BRIEF:
Read the records below. Copy each line where the string "that" occurs.
[start]
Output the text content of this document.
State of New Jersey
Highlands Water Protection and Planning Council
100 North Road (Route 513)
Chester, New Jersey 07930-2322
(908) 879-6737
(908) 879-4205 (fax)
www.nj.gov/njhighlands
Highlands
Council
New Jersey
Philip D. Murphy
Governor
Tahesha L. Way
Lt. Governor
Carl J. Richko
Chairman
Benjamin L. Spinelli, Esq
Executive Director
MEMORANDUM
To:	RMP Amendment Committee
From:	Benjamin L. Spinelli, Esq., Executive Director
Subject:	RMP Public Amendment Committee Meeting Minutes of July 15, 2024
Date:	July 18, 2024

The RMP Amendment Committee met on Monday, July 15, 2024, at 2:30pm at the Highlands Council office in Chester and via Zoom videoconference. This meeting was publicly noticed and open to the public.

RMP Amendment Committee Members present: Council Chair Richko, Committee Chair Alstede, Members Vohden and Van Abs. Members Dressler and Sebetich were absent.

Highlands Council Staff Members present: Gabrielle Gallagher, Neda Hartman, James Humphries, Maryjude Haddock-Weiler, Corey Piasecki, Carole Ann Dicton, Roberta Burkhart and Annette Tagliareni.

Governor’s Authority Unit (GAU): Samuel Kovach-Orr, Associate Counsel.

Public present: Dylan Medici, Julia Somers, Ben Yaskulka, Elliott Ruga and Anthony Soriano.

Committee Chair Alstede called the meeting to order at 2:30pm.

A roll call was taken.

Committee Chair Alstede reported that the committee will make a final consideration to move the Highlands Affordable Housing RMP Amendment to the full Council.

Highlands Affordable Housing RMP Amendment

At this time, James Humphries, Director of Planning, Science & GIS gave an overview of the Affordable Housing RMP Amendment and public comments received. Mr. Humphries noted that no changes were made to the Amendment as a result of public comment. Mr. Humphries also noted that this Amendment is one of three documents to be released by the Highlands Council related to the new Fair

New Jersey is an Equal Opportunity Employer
[end]
SOLVED PROBLEM:
Committee Chair Alstede reported that the committee will make a final consideration to move the Highlands Affordable Housing RMP Amendment to the full Council.
At this time, James Humphries, Director of Planning, Science & GIS gave an overview of the Affordable Housing RMP Amendment and public comments received. Mr. Humphries noted that no changes were made to the Amendment as a result of public comment. Mr. Humphries also noted that this Amendment is one of three documents to be released by the Highlands Council related to the new Fair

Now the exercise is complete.